Rewrite the material from the line containing "table-row: Hepatitis B" down through the line containing "cell-line: Einzellige — [118, 435, 173, 450]", changing "Urintest" to "Urinprobe" and leaving everything else unchanged.

━━ RECORDS SUPPLIED

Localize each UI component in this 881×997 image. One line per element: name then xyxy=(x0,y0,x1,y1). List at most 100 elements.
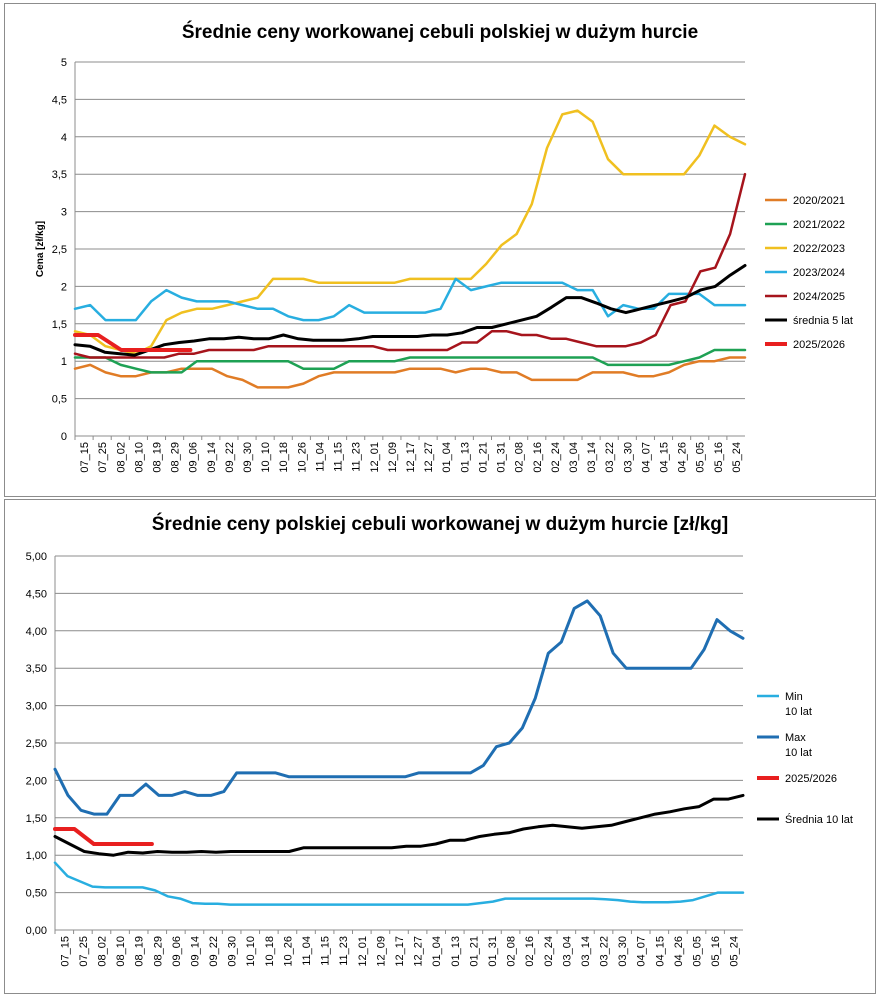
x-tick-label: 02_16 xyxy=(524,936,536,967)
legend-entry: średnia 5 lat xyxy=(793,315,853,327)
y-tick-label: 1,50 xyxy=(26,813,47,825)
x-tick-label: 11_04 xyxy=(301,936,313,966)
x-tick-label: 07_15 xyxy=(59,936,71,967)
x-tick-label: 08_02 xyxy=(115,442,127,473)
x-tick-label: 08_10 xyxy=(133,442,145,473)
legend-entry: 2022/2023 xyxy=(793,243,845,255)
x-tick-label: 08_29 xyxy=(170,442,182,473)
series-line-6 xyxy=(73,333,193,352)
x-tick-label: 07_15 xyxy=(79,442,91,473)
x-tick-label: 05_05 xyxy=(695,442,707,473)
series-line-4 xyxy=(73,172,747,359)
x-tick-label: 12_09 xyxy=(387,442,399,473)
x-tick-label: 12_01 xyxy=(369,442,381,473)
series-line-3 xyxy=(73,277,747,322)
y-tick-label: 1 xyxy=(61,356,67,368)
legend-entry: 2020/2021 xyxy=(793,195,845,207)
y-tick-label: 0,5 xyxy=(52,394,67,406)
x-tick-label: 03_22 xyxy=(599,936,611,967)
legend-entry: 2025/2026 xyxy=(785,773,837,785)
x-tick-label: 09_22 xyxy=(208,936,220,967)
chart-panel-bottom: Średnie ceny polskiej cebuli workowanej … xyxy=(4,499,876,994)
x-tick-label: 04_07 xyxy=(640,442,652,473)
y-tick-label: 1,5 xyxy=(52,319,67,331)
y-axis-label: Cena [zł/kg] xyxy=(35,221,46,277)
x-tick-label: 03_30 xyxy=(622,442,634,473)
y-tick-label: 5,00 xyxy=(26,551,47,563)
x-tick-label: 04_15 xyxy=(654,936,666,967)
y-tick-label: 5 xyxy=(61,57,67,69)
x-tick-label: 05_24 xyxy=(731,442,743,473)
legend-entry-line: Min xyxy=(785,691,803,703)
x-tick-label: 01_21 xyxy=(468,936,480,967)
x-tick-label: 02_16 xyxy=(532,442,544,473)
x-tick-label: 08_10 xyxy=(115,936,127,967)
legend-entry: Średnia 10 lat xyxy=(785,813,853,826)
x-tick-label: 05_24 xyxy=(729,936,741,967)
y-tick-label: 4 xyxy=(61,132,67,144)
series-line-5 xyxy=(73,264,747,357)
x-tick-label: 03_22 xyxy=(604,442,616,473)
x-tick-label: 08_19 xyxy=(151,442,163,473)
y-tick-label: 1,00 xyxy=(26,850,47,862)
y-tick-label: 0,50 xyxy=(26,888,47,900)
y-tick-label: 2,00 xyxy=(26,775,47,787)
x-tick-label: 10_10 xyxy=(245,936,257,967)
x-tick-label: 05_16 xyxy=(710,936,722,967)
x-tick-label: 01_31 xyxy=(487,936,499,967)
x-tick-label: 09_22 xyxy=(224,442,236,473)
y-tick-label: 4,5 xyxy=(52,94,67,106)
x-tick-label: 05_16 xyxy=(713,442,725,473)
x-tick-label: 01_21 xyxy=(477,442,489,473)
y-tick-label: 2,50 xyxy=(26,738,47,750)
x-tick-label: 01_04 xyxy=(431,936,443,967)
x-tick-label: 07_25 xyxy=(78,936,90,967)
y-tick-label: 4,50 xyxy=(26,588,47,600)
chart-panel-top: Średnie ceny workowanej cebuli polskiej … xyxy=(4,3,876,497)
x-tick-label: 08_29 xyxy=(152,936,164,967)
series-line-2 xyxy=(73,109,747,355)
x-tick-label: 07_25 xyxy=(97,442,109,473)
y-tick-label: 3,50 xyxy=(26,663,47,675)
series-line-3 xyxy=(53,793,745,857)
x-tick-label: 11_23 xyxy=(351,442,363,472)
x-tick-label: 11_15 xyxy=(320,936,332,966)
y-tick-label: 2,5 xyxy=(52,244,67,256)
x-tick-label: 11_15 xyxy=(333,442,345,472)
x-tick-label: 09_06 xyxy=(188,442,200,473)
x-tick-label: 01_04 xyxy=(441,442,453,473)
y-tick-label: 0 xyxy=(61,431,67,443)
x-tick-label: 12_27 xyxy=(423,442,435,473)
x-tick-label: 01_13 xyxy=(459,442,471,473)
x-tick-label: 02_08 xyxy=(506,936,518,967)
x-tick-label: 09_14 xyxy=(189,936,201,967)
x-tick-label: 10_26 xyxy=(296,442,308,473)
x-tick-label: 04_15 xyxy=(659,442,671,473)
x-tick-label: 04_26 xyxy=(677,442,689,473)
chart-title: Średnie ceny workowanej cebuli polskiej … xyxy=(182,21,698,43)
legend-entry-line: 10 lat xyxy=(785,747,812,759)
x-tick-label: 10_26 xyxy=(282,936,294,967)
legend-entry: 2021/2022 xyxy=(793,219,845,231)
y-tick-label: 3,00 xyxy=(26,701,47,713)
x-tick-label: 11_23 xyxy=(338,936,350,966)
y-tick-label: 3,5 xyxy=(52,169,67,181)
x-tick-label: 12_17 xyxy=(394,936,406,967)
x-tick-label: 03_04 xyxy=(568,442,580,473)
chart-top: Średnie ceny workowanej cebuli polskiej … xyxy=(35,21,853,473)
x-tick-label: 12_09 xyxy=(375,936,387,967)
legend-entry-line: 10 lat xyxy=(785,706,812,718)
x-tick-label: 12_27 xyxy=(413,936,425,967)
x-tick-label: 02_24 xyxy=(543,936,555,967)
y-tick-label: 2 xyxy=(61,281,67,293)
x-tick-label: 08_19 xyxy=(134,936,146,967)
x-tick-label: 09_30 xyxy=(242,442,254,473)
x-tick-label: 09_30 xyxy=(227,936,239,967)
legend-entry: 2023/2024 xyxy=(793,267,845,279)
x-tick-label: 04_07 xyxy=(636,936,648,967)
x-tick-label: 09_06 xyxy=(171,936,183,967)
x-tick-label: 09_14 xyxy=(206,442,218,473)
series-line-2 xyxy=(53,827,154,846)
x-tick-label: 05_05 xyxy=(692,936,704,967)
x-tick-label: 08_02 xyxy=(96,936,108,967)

━━━━
━━ RECORDS SUPPLIED

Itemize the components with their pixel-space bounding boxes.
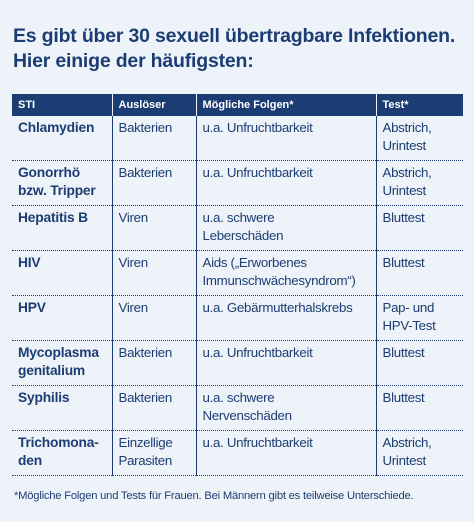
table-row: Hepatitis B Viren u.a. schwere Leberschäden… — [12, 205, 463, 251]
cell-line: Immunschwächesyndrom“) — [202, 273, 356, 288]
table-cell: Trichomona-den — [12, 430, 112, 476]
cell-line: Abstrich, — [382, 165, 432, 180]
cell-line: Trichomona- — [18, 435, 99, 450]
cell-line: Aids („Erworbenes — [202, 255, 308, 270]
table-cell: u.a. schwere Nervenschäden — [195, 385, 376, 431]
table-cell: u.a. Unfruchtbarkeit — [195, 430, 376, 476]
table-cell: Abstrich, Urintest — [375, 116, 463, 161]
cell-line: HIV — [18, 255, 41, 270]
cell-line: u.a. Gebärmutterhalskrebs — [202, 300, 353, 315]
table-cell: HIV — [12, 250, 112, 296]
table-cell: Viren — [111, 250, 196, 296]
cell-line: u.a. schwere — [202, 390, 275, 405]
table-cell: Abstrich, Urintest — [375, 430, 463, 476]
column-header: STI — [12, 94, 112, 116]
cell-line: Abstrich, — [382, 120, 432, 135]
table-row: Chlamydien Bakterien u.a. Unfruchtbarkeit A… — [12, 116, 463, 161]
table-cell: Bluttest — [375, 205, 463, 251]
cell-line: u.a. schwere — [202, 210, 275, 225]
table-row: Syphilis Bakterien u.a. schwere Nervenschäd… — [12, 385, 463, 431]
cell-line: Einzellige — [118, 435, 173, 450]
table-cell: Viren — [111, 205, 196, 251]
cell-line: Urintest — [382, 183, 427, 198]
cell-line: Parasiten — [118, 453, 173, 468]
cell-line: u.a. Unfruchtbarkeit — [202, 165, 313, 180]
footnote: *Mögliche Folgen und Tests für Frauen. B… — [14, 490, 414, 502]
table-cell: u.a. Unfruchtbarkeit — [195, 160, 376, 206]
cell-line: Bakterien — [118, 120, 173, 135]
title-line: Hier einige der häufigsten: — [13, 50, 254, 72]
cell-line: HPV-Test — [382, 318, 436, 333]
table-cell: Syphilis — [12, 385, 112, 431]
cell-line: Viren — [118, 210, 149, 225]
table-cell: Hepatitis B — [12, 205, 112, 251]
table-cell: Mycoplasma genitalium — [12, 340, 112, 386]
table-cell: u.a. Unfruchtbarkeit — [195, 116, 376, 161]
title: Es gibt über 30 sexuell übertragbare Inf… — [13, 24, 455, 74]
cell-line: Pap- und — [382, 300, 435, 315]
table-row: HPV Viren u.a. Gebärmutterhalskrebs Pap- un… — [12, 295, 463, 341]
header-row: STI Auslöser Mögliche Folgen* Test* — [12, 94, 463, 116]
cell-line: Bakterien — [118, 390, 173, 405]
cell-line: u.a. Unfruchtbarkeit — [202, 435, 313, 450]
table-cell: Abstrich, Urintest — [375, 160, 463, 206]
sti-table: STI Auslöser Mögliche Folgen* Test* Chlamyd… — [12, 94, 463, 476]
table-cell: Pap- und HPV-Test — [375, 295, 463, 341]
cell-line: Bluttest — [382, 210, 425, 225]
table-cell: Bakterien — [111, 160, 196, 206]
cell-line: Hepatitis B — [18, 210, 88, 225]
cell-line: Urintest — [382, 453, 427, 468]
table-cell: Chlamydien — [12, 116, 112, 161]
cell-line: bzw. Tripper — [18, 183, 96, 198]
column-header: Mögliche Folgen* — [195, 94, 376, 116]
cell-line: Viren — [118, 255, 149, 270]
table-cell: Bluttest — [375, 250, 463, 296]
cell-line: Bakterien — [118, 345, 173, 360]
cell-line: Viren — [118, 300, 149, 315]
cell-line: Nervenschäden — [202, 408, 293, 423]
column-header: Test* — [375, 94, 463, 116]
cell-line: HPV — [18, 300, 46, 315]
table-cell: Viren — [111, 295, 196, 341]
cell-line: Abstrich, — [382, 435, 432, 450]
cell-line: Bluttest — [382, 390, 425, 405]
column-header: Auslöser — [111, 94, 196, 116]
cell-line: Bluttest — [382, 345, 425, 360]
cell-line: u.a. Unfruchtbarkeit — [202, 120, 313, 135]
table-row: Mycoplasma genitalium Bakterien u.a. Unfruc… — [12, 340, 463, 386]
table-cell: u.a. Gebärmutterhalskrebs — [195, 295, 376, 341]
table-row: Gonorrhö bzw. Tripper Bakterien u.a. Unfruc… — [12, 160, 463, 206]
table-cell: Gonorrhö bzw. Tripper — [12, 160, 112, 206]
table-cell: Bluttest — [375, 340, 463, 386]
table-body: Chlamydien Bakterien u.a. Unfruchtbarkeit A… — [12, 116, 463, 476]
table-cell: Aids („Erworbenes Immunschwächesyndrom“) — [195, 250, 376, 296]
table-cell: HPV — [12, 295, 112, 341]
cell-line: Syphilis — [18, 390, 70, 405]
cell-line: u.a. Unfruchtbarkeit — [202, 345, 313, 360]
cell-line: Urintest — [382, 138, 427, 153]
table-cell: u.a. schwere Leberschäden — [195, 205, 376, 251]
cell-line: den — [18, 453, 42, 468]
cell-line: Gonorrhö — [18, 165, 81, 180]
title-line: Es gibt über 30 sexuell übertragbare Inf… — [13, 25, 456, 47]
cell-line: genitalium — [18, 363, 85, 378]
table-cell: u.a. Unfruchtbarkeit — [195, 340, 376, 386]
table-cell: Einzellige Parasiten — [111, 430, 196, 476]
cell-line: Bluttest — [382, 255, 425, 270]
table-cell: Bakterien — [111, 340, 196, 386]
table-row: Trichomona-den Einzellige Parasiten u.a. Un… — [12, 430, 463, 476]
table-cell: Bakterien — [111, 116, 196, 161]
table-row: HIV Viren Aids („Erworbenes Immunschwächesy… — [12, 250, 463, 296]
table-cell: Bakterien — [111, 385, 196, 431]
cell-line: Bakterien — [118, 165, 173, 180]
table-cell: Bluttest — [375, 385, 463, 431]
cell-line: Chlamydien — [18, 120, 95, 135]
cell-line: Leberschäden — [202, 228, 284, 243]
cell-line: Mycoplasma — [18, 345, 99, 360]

━━━━

**SOLUTION:**
table-row: Hepatitis B Viren u.a. schwere Leberschäden… — [12, 205, 463, 251]
cell-line: Immunschwächesyndrom“) — [202, 273, 356, 288]
table-cell: Trichomona-den — [12, 430, 112, 476]
cell-line: Abstrich, — [382, 165, 432, 180]
cell-line: Trichomona- — [18, 435, 99, 450]
cell-line: Aids („Erworbenes — [202, 255, 308, 270]
table-cell: u.a. schwere Nervenschäden — [195, 385, 376, 431]
table-cell: u.a. Unfruchtbarkeit — [195, 430, 376, 476]
table-cell: Abstrich, Urinprobe — [375, 116, 463, 161]
cell-line: HIV — [18, 255, 41, 270]
cell-line: u.a. Gebärmutterhalskrebs — [202, 300, 353, 315]
table-cell: HIV — [12, 250, 112, 296]
table-cell: Viren — [111, 250, 196, 296]
cell-line: u.a. schwere — [202, 390, 275, 405]
table-cell: Abstrich, Urinprobe — [375, 430, 463, 476]
column-header: STI — [12, 94, 112, 116]
cell-line: Abstrich, — [382, 120, 432, 135]
table-row: Chlamydien Bakterien u.a. Unfruchtbarkeit A… — [12, 116, 463, 161]
table-cell: Bluttest — [375, 205, 463, 251]
cell-line: u.a. schwere — [202, 210, 275, 225]
table-row: Syphilis Bakterien u.a. schwere Nervenschäd… — [12, 385, 463, 431]
cell-line: Einzellige — [118, 435, 173, 450]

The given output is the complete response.